= Passage shown =
>>>>>

She returned to Dartmouth, where she attends college in the off-season. She limped around campus, went to physical therapy nearly every day and tried to follow the seven-and-a-half-month “return to snow” timeline that the coaches and physiotherapists with the U.S. ski team had mapped out. First she had to walk without pain, then jog, then jump, and on and on, meeting certain criteria at each step before taking the next one.

O’Brien tried to view the timeline as a series of rough goals and not deadlines. A journey more important than the destination.

“She’s always been tough, and can handle more pain than the normal person, even the normal skier,” said Magnus Andersson, the head technical coach for the U.S. women’s ski team. That made it more vital for him and his colleagues to make sure she rested.

“She won’t rest if she has the choice,” he said.

In mid-September, it was time.

<<<<<

= Document layout detection data =
>>>>>

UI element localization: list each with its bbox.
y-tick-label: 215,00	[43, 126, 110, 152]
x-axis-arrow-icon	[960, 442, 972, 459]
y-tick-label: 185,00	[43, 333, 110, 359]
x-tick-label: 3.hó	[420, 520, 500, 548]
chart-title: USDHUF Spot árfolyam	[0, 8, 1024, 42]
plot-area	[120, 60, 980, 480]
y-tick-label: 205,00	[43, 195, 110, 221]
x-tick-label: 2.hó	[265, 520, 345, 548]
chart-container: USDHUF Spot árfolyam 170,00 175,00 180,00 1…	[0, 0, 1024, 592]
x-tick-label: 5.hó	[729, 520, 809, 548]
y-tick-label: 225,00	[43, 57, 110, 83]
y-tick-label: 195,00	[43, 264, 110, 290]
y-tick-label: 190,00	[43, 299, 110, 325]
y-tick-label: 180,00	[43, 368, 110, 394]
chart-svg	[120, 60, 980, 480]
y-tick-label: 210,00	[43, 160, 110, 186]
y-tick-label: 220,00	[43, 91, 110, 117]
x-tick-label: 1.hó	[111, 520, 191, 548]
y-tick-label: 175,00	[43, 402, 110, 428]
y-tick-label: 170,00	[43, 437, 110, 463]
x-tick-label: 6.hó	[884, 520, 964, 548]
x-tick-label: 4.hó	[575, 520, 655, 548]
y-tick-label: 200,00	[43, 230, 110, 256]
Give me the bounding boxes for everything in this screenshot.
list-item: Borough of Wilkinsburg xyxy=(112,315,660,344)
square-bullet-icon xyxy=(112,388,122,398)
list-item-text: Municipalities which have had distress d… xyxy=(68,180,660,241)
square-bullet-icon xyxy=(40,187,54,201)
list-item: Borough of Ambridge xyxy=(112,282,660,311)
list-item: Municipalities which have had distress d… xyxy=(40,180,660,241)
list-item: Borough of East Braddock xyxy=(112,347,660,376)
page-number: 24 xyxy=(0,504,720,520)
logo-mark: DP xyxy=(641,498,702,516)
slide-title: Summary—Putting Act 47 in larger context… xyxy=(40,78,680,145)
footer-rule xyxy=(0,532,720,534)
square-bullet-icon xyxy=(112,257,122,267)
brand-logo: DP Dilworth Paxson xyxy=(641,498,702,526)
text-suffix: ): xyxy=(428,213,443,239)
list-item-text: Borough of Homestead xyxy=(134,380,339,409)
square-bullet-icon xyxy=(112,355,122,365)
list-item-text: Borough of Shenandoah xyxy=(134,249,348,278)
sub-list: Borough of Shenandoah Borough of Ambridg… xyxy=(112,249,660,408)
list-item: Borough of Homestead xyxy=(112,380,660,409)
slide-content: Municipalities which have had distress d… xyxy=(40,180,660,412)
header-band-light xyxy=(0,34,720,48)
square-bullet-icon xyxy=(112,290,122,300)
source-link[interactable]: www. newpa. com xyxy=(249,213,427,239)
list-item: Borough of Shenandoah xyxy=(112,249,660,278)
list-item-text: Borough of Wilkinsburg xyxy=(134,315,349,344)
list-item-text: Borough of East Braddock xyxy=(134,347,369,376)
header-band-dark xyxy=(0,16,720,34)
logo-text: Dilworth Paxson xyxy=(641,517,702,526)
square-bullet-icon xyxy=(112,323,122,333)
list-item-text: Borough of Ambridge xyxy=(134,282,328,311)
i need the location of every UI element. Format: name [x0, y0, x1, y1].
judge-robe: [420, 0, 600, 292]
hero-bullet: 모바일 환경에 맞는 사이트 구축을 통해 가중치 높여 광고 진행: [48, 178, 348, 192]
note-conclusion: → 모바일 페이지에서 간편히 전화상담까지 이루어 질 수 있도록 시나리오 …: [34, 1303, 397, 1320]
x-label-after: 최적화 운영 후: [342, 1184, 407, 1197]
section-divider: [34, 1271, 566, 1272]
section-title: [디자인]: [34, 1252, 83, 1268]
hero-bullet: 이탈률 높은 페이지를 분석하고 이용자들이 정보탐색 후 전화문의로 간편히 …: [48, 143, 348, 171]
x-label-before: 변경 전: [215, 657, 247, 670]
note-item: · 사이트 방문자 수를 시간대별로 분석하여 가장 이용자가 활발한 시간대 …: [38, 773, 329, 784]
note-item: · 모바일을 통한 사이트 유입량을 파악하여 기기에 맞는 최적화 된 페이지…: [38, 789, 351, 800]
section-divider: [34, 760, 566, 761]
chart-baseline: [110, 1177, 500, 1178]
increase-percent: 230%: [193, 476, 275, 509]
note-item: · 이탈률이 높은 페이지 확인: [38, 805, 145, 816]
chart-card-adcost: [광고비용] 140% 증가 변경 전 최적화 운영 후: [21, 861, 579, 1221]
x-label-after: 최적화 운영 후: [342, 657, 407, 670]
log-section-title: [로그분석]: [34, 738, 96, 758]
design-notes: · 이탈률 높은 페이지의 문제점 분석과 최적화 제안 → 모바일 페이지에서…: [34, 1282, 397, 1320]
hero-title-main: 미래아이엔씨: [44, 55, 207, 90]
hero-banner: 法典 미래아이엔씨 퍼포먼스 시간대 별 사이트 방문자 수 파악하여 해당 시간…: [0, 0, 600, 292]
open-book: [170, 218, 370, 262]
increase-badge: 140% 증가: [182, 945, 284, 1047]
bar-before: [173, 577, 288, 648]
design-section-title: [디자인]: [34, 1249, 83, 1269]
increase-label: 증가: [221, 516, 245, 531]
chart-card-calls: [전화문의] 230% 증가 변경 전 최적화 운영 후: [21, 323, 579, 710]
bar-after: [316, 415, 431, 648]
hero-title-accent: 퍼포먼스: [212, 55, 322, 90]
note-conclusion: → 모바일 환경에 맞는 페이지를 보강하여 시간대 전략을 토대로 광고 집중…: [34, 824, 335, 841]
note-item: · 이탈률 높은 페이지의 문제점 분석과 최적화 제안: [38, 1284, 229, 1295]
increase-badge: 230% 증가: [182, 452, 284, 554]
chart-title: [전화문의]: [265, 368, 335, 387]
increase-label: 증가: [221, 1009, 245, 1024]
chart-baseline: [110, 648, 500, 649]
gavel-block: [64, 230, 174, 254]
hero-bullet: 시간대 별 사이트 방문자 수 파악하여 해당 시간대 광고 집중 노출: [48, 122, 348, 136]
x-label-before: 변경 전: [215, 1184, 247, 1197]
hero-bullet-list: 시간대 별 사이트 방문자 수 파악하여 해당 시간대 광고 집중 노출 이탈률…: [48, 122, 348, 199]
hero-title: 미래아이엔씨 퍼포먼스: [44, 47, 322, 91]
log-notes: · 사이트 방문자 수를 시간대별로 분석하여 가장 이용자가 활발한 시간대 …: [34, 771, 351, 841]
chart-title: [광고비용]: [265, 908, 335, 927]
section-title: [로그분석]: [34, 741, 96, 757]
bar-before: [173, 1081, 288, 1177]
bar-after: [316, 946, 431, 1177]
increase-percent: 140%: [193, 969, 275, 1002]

<<<<<

= Work task A =
Translate this sentence from the passage about O’Brien’s recovery into Spanish: "O’Brien tried to view the timeline as a series of rough goals and not deadlines."
= Work task B =
According to the passage about O’Brien’s recovery, what position does Magnus Andersson hold?
= Work task C =
Extend the passage about O’Brien’s recovery with a few more sentences, starting right after "In mid-September, it was time."
The records have no connection to the text about O’Brien’s recovery.

= Written answer A =
O’Brien intentó ver el calendario como una serie de metas aproximadas y no como plazos.

= Written answer B =
He is the head technical coach for the U.S. women’s ski team.

= Written answer C =
She and Andersson traveled to an indoor ski complex in Belgium with the gentlest of slopes, where she didn’t have to worry about sudden slick or soft patches of snow and a technician was just a few steps away to make equipment adjustments. Within a few runs, she felt like she was skiing again.

“I didn’t cry,” she said. “I just felt stupidly giddy.”

Within a few days, O’Brien was linking quick turns again. By the end of the week, Andersson thought she was skiing better than she had before the crash. In October, she traveled to Austria to rejoin her teammates. Before long, she was chasing speed again, just like they were. She would have raced at the season-opening competition in Sölden, Austria, last month, but it was canceled.